• [Exercise task]
The entries that follow should be written out exactly.

### Information supplied

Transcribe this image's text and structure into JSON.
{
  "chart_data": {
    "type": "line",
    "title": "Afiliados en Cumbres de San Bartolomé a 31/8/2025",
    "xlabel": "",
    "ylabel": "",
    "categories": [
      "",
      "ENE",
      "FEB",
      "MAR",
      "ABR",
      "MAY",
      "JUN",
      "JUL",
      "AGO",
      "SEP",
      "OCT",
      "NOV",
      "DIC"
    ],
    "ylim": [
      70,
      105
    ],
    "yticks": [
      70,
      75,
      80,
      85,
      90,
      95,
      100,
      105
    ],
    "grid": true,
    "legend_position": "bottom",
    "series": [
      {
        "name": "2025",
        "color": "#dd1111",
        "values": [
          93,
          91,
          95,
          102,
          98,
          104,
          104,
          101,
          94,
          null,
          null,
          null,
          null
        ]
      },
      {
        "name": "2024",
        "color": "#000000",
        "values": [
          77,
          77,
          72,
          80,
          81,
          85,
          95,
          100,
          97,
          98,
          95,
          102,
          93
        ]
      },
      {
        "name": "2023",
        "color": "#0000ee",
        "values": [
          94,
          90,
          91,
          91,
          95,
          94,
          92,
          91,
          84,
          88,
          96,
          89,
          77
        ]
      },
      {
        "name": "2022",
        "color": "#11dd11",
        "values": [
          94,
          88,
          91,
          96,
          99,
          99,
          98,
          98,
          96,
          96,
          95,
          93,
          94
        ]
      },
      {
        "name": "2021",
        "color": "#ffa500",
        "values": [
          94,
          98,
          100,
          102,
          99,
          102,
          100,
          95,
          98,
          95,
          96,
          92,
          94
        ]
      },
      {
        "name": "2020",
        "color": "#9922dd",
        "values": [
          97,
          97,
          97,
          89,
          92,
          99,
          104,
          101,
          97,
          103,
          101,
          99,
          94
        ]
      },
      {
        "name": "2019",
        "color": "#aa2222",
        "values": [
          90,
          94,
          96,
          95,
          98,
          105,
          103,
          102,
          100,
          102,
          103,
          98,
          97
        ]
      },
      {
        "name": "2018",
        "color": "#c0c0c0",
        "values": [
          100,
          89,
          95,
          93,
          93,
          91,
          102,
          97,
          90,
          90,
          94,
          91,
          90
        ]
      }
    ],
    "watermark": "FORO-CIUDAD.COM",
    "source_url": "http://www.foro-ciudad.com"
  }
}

######

• [Completed exercise]
Transcribe this image's text and structure into JSON.
{
  "chart_data": {
    "type": "line",
    "title": "Afiliados en Cumbres de San Bartolomé a 31/8/2025",
    "xlabel": "",
    "ylabel": "",
    "categories": [
      "",
      "ENE",
      "FEB",
      "MAR",
      "ABR",
      "MAY",
      "JUN",
      "JUL",
      "AGO",
      "SEP",
      "OCT",
      "NOV",
      "DIC"
    ],
    "ylim": [
      70,
      105
    ],
    "yticks": [
      70,
      75,
      80,
      85,
      90,
      95,
      100,
      105
    ],
    "grid": true,
    "legend_position": "bottom",
    "series": [
      {
        "name": "2025",
        "color": "#dd1111",
        "values": [
          93,
          91,
          95,
          102,
          98,
          104,
          104,
          101,
          94,
          null,
          null,
          null,
          null
        ]
      },
      {
        "name": "2024",
        "color": "#000000",
        "values": [
          77,
          77,
          72,
          80,
          81,
          85,
          95,
          100,
          97,
          98,
          95,
          102,
          93
        ]
      },
      {
        "name": "2023",
        "color": "#0000ee",
        "values": [
          94,
          90,
          91,
          91,
          95,
          94,
          92,
          91,
          84,
          88,
          96,
          89,
          77
        ]
      },
      {
        "name": "2022",
        "color": "#11dd11",
        "values": [
          94,
          88,
          91,
          96,
          99,
          99,
          98,
          98,
          96,
          96,
          95,
          93,
          94
        ]
      },
      {
        "name": "2021",
        "color": "#ffa500",
        "values": [
          94,
          98,
          100,
          102,
          99,
          102,
          100,
          95,
          98,
          95,
          96,
          92,
          94
        ]
      },
      {
        "name": "2020",
        "color": "#9922dd",
        "values": [
          97,
          97,
          97,
          89,
          92,
          99,
          104,
          101,
          97,
          103,
          101,
          99,
          94
        ]
      },
      {
        "name": "2019",
        "color": "#aa2222",
        "values": [
          90,
          94,
          96,
          95,
          98,
          105,
          103,
          102,
          100,
          102,
          103,
          98,
          97
        ]
      },
      {
        "name": "2018",
        "color": "#c0c0c0",
        "values": [
          100,
          89,
          95,
          93,
          93,
          91,
          102,
          97,
          90,
          90,
          94,
          91,
          90
        ]
      }
    ],
    "watermark": "FORO-CIUDAD.COM",
    "source_url": "http://www.foro-ciudad.com"
  }
}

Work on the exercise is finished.